- WHAT THE TASK REQUIRES:
Write out, precisely and in full, each line of the material.
--- begin PROVIDED DATA ---
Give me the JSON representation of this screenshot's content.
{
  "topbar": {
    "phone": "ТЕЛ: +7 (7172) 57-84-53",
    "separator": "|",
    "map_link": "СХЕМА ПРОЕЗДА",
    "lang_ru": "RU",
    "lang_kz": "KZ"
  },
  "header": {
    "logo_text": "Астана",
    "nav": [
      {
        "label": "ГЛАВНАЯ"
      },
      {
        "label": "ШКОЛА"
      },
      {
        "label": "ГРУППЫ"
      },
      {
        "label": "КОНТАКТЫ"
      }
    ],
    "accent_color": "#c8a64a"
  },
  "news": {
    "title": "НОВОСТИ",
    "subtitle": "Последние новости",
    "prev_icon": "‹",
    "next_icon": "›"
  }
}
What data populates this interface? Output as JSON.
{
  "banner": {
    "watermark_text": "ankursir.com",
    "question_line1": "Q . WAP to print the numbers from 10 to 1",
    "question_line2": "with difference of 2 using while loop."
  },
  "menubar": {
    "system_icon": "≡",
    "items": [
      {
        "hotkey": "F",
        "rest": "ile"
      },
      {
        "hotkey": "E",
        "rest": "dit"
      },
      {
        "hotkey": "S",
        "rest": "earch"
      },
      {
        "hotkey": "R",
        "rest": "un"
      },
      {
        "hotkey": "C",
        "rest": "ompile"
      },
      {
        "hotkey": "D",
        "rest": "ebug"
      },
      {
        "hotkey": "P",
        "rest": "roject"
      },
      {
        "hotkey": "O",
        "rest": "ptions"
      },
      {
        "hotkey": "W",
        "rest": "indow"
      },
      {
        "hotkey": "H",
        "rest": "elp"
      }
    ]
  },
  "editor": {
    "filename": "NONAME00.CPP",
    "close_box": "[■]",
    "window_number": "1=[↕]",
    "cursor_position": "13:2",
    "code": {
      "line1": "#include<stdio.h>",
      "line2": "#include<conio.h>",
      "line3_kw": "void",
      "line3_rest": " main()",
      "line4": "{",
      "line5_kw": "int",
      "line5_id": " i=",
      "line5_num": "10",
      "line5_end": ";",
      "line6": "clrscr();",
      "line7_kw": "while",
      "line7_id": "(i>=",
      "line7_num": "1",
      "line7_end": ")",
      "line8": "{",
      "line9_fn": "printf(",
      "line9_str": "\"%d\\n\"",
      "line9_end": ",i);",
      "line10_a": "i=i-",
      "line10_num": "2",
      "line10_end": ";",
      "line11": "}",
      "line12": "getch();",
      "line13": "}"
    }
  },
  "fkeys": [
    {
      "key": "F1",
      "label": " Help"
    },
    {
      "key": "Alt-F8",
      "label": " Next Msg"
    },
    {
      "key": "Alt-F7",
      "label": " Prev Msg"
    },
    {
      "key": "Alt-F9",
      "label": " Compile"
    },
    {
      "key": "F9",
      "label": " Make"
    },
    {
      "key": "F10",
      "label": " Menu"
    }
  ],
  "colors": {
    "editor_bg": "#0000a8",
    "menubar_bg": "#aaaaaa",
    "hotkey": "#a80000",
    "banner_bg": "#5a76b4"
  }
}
--- end PROVIDED DATA ---
- TASK OUTPUT:
Give me the JSON representation of this screenshot's content.
{
  "topbar": {
    "phone": "ТЕЛ: +7 (7172) 57-84-53",
    "separator": "|",
    "map_link": "СХЕМА ПРОЕЗДА",
    "lang_ru": "RU",
    "lang_kz": "KZ"
  },
  "header": {
    "logo_text": "Астана",
    "nav": [
      {
        "label": "ГЛАВНАЯ"
      },
      {
        "label": "ШКОЛА"
      },
      {
        "label": "ГРУППЫ"
      },
      {
        "label": "КОНТАКТЫ"
      }
    ],
    "accent_color": "#c8a64a"
  },
  "news": {
    "title": "НОВОСТИ",
    "subtitle": "Последние новости",
    "prev_icon": "‹",
    "next_icon": "›"
  }
}
What data populates this interface? Output as JSON.
{
  "banner": {
    "watermark_text": "ankursir.com",
    "question_line1": "Q . WAP to print the numbers from 10 to 1",
    "question_line2": "with difference of 2 using while loop."
  },
  "menubar": {
    "system_icon": "≡",
    "items": [
      {
        "hotkey": "F",
        "rest": "ile"
      },
      {
        "hotkey": "E",
        "rest": "dit"
      },
      {
        "hotkey": "S",
        "rest": "earch"
      },
      {
        "hotkey": "R",
        "rest": "un"
      },
      {
        "hotkey": "C",
        "rest": "ompile"
      },
      {
        "hotkey": "D",
        "rest": "ebug"
      },
      {
        "hotkey": "P",
        "rest": "roject"
      },
      {
        "hotkey": "O",
        "rest": "ptions"
      },
      {
        "hotkey": "W",
        "rest": "indow"
      },
      {
        "hotkey": "H",
        "rest": "elp"
      }
    ]
  },
  "editor": {
    "filename": "NONAME00.CPP",
    "close_box": "[■]",
    "window_number": "1=[↕]",
    "cursor_position": "13:2",
    "code": {
      "line1": "#include<stdio.h>",
      "line2": "#include<conio.h>",
      "line3_kw": "void",
      "line3_rest": " main()",
      "line4": "{",
      "line5_kw": "int",
      "line5_id": " i=",
      "line5_num": "10",
      "line5_end": ";",
      "line6": "clrscr();",
      "line7_kw": "while",
      "line7_id": "(i>=",
      "line7_num": "1",
      "line7_end": ")",
      "line8": "{",
      "line9_fn": "printf(",
      "line9_str": "\"%d\\n\"",
      "line9_end": ",i);",
      "line10_a": "i=i-",
      "line10_num": "2",
      "line10_end": ";",
      "line11": "}",
      "line12": "getch();",
      "line13": "}"
    }
  },
  "fkeys": [
    {
      "key": "F1",
      "label": " Help"
    },
    {
      "key": "Alt-F8",
      "label": " Next Msg"
    },
    {
      "key": "Alt-F7",
      "label": " Prev Msg"
    },
    {
      "key": "Alt-F9",
      "label": " Compile"
    },
    {
      "key": "F9",
      "label": " Make"
    },
    {
      "key": "F10",
      "label": " Menu"
    }
  ],
  "colors": {
    "editor_bg": "#0000a8",
    "menubar_bg": "#aaaaaa",
    "hotkey": "#a80000",
    "banner_bg": "#5a76b4"
  }
}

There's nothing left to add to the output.